Given task:
Copy out the listing lines starting with the line that contains "gridline-minor [112,274,810,276]" and going on through the line that contains "gridline-minor [112,87,810,89]", reproducing them without any change.

■ ■ ■ ■

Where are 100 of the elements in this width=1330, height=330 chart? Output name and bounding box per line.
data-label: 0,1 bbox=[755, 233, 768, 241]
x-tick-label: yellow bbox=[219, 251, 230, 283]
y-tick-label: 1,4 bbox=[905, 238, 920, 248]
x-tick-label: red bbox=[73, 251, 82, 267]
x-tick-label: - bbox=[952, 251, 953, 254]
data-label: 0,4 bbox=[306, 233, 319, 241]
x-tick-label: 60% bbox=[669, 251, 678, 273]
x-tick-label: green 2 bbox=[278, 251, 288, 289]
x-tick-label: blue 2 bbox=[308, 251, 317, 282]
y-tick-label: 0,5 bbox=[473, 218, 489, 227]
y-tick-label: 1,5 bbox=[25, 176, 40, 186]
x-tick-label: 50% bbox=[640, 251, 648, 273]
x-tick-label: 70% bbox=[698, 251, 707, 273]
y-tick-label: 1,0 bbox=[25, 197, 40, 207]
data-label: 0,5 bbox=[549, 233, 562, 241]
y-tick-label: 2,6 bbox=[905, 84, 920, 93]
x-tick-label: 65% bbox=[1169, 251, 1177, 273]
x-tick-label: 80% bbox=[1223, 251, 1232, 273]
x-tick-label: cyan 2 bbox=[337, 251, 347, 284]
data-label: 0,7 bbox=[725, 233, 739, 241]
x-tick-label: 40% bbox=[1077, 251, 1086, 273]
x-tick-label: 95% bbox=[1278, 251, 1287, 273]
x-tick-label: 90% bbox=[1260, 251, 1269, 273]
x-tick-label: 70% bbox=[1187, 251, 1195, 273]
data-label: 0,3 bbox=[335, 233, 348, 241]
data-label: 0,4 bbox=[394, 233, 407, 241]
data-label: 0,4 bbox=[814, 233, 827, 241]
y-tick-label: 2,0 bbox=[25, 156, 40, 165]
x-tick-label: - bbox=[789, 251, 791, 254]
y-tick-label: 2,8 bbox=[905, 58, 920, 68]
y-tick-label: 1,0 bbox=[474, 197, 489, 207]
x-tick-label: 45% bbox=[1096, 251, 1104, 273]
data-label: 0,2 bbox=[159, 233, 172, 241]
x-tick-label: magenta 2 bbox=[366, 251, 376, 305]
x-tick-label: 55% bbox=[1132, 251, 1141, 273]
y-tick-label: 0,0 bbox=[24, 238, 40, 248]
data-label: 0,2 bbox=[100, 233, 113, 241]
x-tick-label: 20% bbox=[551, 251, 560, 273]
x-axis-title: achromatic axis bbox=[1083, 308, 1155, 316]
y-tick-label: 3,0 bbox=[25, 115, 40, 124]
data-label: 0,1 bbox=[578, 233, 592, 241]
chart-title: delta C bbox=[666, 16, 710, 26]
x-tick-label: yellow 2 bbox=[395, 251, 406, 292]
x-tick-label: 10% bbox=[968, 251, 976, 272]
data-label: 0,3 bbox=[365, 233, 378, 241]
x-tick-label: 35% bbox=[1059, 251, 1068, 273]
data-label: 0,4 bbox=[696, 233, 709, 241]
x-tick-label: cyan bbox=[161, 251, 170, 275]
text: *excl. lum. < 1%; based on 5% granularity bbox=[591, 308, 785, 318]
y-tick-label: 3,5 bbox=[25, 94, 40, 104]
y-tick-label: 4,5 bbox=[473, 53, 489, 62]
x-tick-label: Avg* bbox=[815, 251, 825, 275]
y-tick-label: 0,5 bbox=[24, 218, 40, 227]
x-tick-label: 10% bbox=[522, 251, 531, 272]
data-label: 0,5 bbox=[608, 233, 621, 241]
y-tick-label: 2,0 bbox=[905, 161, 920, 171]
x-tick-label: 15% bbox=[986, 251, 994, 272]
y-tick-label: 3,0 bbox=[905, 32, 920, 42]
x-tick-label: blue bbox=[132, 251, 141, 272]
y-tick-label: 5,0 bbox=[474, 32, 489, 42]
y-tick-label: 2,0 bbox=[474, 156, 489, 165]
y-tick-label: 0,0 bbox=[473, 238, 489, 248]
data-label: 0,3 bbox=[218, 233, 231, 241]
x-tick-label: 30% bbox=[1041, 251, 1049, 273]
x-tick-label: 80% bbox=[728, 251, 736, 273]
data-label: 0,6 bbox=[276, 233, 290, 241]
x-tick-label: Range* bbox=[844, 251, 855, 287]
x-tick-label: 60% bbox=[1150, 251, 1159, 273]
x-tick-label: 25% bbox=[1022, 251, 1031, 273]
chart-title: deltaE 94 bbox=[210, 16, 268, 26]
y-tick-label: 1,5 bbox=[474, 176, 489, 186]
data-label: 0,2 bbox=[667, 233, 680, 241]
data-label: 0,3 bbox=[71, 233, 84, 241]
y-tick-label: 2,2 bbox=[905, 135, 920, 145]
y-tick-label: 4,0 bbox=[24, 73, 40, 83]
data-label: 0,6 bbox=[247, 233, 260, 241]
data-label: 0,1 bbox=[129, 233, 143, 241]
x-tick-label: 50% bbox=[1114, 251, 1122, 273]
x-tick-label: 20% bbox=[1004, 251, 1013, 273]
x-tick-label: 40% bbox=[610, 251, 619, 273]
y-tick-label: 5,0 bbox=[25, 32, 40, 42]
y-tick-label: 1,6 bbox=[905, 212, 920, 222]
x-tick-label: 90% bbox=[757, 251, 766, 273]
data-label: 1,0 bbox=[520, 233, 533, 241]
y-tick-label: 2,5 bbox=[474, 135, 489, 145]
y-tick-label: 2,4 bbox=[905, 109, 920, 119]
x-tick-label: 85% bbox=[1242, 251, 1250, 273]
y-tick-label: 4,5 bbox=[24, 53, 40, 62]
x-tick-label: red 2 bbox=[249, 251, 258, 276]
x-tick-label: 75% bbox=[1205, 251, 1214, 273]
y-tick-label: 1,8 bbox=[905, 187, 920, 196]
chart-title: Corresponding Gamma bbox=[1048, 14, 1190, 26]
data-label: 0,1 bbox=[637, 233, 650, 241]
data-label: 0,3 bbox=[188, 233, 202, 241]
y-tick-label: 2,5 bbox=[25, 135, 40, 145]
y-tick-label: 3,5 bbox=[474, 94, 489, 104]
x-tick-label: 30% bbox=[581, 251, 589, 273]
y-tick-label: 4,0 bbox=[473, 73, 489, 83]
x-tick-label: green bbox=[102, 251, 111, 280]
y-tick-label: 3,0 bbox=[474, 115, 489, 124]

■ ■ ■ ■

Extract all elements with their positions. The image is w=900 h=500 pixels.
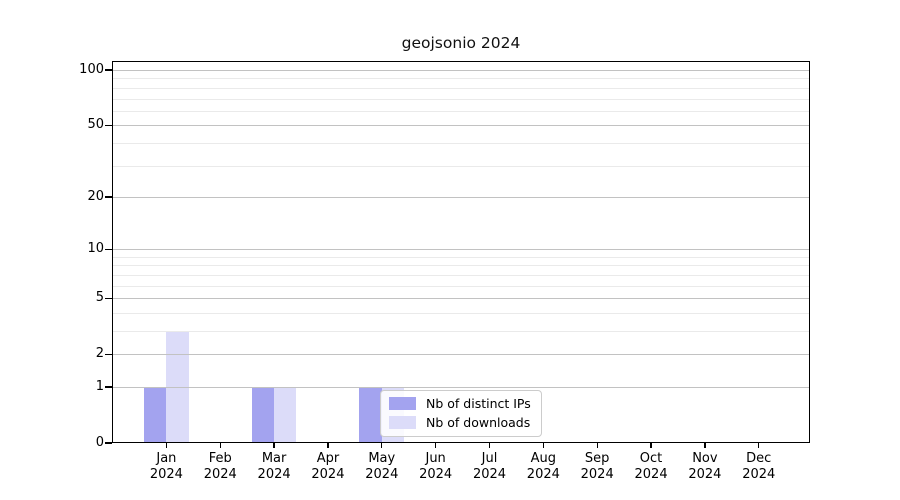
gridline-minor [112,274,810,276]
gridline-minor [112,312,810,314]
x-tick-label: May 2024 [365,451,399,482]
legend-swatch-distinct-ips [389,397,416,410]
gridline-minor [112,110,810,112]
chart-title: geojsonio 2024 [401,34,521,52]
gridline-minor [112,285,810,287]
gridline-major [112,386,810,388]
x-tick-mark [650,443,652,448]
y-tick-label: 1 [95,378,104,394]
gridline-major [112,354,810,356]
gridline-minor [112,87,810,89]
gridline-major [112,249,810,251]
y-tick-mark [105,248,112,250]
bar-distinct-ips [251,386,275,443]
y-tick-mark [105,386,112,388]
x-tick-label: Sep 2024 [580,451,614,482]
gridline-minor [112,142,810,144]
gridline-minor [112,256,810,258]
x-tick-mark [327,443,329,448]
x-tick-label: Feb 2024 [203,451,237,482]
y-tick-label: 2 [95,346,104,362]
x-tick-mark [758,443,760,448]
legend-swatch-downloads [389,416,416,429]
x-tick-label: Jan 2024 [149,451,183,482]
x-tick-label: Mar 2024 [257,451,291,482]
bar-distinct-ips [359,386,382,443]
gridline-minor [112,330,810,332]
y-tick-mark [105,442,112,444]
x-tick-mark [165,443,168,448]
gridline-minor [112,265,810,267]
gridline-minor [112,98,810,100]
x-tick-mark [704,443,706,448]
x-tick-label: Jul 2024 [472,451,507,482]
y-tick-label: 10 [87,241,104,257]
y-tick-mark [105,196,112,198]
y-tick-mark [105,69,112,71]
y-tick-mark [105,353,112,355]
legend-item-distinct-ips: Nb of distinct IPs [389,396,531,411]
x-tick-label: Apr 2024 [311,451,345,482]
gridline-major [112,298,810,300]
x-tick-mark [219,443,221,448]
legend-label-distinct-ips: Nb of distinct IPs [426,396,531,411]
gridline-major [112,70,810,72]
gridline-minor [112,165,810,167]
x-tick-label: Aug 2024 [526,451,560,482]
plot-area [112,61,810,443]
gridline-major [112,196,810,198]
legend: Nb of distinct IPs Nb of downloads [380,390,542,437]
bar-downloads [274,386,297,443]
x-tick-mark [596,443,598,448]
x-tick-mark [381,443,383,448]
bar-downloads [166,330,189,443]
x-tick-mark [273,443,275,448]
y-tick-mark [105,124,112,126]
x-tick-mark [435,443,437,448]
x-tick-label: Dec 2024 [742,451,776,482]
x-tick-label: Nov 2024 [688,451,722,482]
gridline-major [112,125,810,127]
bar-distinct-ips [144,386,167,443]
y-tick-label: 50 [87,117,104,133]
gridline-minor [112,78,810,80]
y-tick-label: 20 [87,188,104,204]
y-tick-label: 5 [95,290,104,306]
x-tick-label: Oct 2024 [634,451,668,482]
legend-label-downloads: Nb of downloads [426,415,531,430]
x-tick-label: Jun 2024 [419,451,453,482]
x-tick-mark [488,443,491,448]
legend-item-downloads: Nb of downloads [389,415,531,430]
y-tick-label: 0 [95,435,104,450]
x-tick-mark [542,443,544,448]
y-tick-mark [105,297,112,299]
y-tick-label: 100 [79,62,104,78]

■ ■ ■ ■

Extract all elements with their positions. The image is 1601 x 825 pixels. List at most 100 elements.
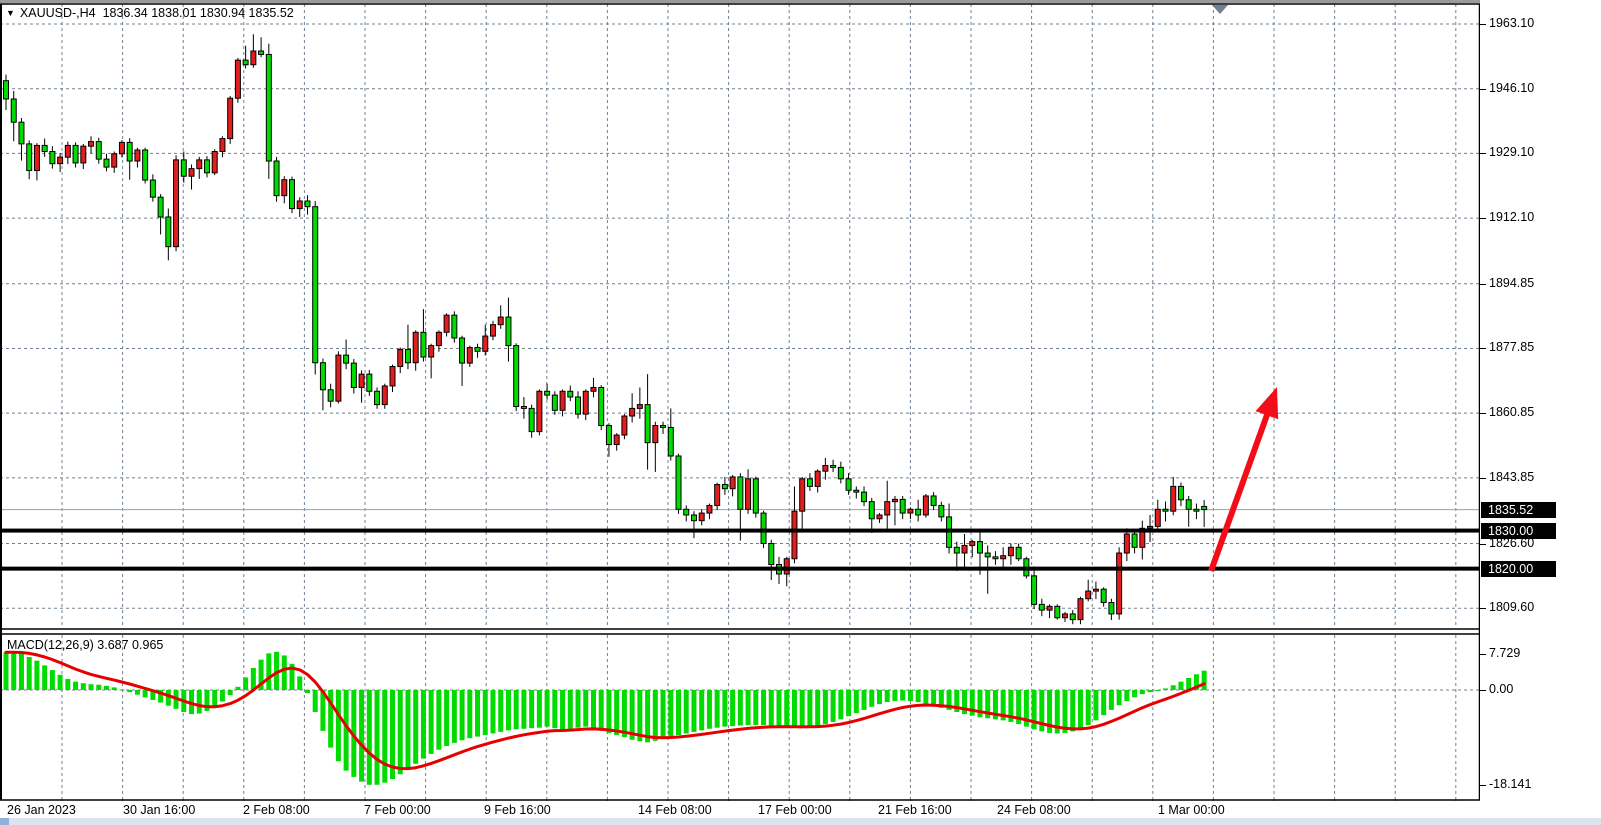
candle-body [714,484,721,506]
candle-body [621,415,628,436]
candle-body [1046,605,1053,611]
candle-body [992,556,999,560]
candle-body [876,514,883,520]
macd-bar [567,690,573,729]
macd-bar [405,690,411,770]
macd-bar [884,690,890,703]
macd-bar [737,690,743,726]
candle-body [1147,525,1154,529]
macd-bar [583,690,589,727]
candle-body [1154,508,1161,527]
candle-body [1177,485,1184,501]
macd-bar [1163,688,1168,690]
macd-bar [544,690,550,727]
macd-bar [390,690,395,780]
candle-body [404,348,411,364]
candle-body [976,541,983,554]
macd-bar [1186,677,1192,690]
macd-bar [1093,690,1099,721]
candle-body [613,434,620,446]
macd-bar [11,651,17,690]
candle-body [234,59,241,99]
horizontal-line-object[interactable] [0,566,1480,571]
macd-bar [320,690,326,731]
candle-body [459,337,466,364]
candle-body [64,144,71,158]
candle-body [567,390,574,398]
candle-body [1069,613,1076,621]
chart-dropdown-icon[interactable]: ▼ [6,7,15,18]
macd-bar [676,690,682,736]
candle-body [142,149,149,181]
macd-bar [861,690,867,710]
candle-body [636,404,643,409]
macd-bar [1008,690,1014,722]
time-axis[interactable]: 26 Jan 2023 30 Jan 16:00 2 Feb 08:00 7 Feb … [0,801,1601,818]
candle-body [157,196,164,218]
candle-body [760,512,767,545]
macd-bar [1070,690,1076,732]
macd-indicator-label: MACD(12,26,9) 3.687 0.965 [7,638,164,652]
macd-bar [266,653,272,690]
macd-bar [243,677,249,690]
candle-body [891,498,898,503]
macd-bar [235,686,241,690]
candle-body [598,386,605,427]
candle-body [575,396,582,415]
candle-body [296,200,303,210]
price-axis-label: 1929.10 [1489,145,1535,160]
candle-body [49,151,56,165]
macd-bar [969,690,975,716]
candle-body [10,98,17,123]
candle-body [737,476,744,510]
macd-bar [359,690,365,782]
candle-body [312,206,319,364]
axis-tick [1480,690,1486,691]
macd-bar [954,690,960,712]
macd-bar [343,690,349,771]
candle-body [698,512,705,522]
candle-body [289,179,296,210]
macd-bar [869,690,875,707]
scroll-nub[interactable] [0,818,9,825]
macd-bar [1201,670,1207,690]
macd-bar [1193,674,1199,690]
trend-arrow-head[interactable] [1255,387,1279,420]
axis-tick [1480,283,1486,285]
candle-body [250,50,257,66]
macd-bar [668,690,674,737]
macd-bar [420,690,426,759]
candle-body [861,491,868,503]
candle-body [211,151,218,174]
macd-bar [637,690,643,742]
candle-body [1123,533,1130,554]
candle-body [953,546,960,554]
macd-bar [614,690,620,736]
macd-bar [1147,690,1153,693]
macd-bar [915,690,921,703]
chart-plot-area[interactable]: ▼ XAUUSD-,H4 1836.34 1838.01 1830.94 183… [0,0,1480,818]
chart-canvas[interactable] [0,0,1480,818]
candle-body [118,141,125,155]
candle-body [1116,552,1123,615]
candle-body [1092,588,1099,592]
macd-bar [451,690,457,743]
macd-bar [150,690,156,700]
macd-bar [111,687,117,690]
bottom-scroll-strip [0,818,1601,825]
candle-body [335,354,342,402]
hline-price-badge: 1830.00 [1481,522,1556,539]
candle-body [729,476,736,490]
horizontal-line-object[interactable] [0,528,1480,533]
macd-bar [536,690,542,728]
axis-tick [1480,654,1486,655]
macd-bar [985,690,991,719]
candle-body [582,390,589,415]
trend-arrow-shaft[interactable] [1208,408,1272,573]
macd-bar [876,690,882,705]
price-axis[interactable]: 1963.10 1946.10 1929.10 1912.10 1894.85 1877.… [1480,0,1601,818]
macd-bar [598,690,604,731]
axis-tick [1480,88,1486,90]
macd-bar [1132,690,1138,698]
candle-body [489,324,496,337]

■ ■ ■ ■

Written response:
gridline-minor [112,274,810,276]
gridline-minor [112,312,810,314]
x-tick-label: May 2024 [365,451,399,482]
legend-swatch-distinct-ips [389,397,416,410]
gridline-minor [112,110,810,112]
chart-title: geojsonio 2024 [401,34,521,52]
gridline-minor [112,285,810,287]
gridline-major [112,386,810,388]
x-tick-mark [650,443,652,448]
y-tick-label: 1 [95,378,104,394]
gridline-major [112,354,810,356]
gridline-minor [112,87,810,89]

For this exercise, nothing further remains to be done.